REQUIRED TASK:
Write out the data below in full, unchanged, minus the images.

(Extracted data entries)

:::::

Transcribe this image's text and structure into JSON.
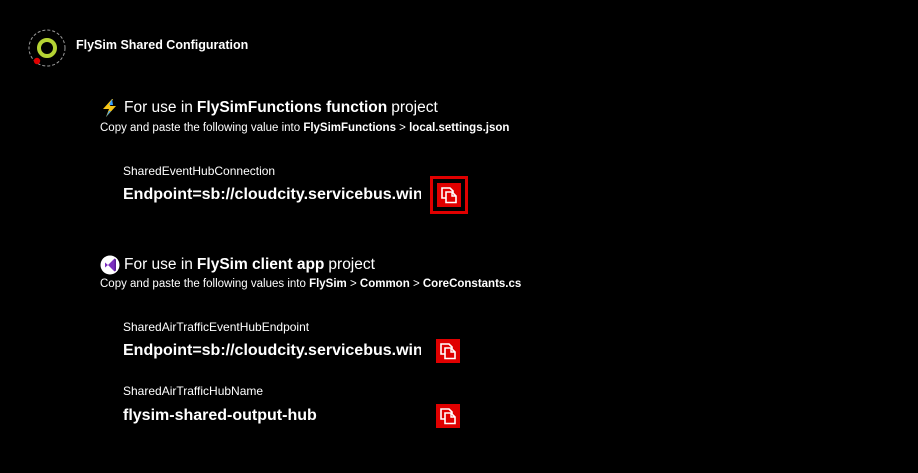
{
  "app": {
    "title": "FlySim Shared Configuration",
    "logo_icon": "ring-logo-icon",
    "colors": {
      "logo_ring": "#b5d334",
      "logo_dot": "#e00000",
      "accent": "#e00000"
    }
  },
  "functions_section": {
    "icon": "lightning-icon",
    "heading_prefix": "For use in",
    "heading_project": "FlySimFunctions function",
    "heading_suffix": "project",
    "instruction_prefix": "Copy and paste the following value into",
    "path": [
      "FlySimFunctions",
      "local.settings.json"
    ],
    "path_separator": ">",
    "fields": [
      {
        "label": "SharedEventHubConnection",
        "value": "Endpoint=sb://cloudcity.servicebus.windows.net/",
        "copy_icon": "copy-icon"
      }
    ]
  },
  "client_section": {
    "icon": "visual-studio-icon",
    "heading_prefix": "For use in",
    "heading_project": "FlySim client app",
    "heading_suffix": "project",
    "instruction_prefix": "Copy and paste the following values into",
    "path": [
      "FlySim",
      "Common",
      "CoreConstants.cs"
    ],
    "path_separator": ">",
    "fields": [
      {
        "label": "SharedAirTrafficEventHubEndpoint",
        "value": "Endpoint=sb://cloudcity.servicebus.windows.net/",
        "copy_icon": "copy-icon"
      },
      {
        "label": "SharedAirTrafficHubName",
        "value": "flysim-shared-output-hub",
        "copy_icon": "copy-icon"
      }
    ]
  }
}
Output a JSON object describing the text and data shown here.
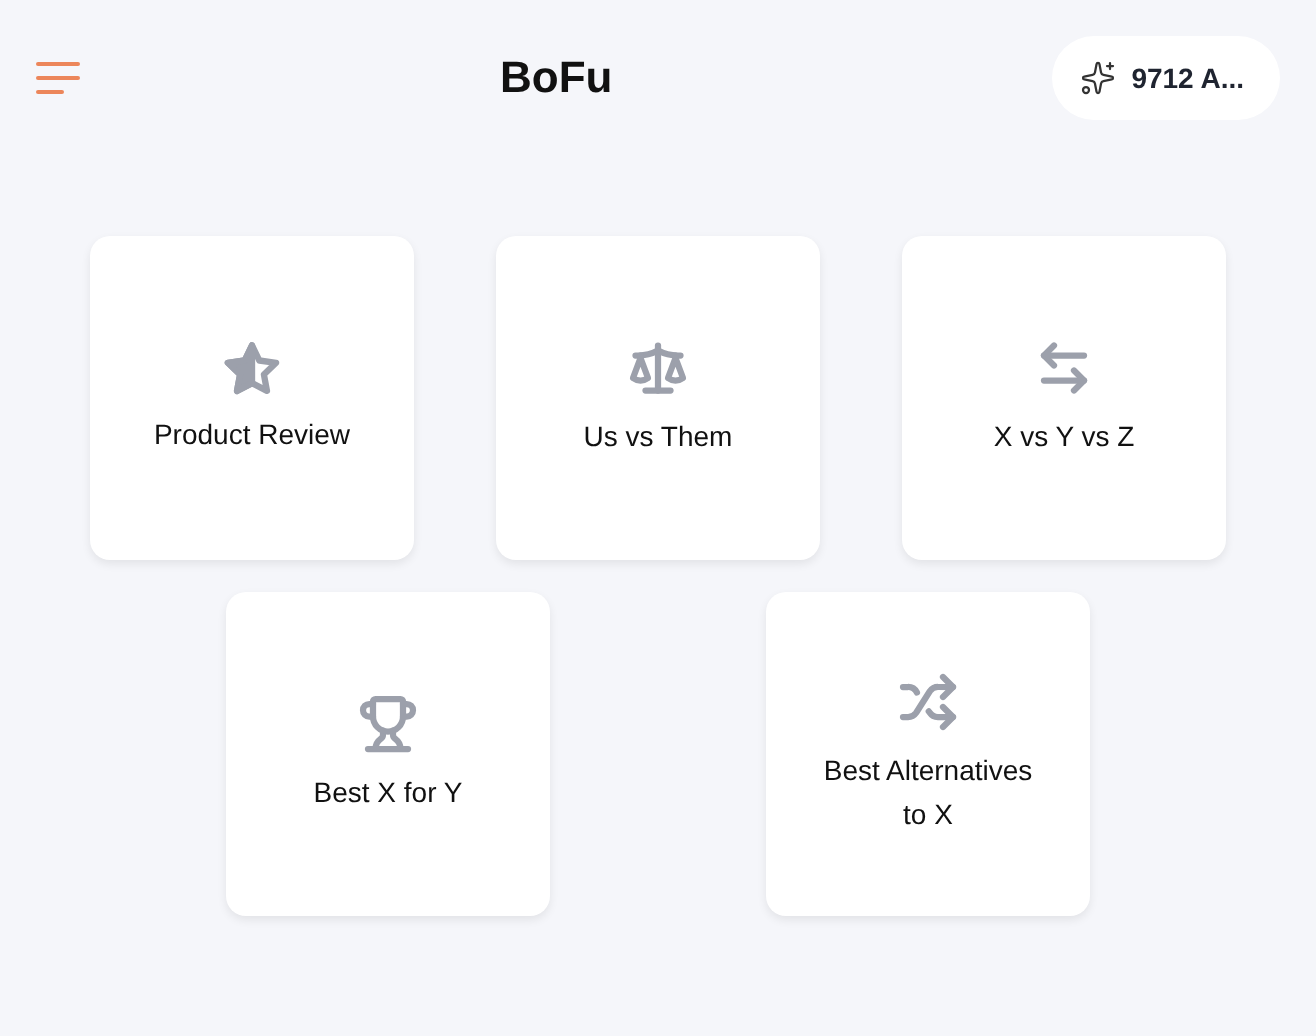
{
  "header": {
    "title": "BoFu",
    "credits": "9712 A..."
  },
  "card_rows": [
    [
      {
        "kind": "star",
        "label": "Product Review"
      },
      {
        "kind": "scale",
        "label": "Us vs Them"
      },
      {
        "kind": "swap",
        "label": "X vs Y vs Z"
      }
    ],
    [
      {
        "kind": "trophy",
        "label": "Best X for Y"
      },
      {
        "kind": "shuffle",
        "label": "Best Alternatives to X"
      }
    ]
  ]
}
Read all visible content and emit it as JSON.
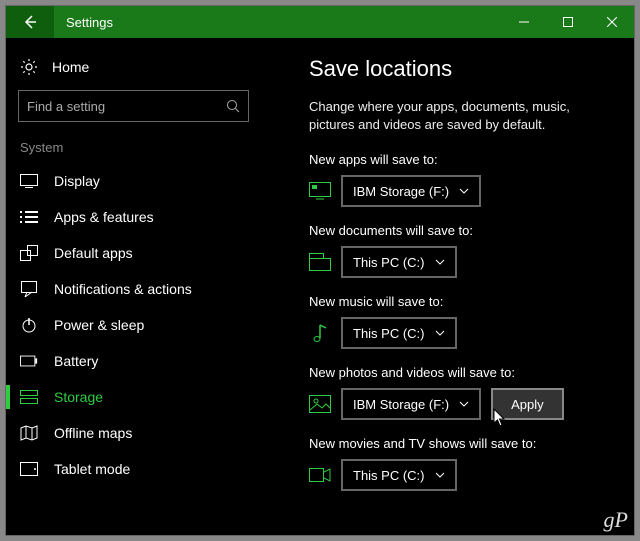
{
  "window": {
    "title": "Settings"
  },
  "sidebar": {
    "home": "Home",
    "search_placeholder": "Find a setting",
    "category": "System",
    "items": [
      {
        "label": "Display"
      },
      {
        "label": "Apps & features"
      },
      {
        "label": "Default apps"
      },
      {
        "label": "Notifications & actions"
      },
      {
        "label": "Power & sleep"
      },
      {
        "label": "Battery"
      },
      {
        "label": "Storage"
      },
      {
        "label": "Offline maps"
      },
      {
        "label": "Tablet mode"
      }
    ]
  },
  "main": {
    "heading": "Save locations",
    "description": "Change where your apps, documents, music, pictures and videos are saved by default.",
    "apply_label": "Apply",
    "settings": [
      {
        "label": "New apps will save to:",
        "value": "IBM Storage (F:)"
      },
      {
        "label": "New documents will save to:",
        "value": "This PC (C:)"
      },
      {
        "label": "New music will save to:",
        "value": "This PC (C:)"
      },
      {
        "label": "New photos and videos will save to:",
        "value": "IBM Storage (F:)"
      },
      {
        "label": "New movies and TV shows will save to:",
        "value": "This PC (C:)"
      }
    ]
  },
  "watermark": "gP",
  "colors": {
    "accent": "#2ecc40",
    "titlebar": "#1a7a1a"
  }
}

:::::

FULL ANSWER:
Transcribe this image's text and structure into JSON.
{
  "app": {
    "title": "FlySim Shared Configuration",
    "logo_icon": "ring-logo-icon",
    "colors": {
      "logo_ring": "#b5d334",
      "logo_dot": "#e00000",
      "accent": "#e00000"
    }
  },
  "functions_section": {
    "icon": "lightning-icon",
    "heading_prefix": "For use in",
    "heading_project": "FlySimFunctions function",
    "heading_suffix": "project",
    "instruction_prefix": "Copy and paste the following value into",
    "path": [
      "FlySimFunctions",
      "local.settings.json"
    ],
    "path_separator": ">",
    "fields": [
      {
        "label": "SharedEventHubConnection",
        "value": "Endpoint=sb://cloudcity.servicebus.windows.net/",
        "copy_icon": "copy-icon"
      }
    ]
  },
  "client_section": {
    "icon": "visual-studio-icon",
    "heading_prefix": "For use in",
    "heading_project": "FlySim client app",
    "heading_suffix": "project",
    "instruction_prefix": "Copy and paste the following values into",
    "path": [
      "FlySim",
      "Common",
      "CoreConstants.cs"
    ],
    "path_separator": ">",
    "fields": [
      {
        "label": "SharedAirTrafficEventHubEndpoint",
        "value": "Endpoint=sb://cloudcity.servicebus.windows.net/",
        "copy_icon": "copy-icon"
      },
      {
        "label": "SharedAirTrafficHubName",
        "value": "flysim-shared-output-hub",
        "copy_icon": "copy-icon"
      }
    ]
  }
}
Output a JSON object describing the text and data shown here.
{
  "header": {
    "title": "BoFu",
    "credits": "9712 A..."
  },
  "card_rows": [
    [
      {
        "kind": "star",
        "label": "Product Review"
      },
      {
        "kind": "scale",
        "label": "Us vs Them"
      },
      {
        "kind": "swap",
        "label": "X vs Y vs Z"
      }
    ],
    [
      {
        "kind": "trophy",
        "label": "Best X for Y"
      },
      {
        "kind": "shuffle",
        "label": "Best Alternatives to X"
      }
    ]
  ]
}
Read all visible content and emit it as JSON.
{
  "window": {
    "title": "Settings"
  },
  "sidebar": {
    "home": "Home",
    "search_placeholder": "Find a setting",
    "category": "System",
    "items": [
      {
        "label": "Display"
      },
      {
        "label": "Apps & features"
      },
      {
        "label": "Default apps"
      },
      {
        "label": "Notifications & actions"
      },
      {
        "label": "Power & sleep"
      },
      {
        "label": "Battery"
      },
      {
        "label": "Storage"
      },
      {
        "label": "Offline maps"
      },
      {
        "label": "Tablet mode"
      }
    ]
  },
  "main": {
    "heading": "Save locations",
    "description": "Change where your apps, documents, music, pictures and videos are saved by default.",
    "apply_label": "Apply",
    "settings": [
      {
        "label": "New apps will save to:",
        "value": "IBM Storage (F:)"
      },
      {
        "label": "New documents will save to:",
        "value": "This PC (C:)"
      },
      {
        "label": "New music will save to:",
        "value": "This PC (C:)"
      },
      {
        "label": "New photos and videos will save to:",
        "value": "IBM Storage (F:)"
      },
      {
        "label": "New movies and TV shows will save to:",
        "value": "This PC (C:)"
      }
    ]
  },
  "watermark": "gP",
  "colors": {
    "accent": "#2ecc40",
    "titlebar": "#1a7a1a"
  }
}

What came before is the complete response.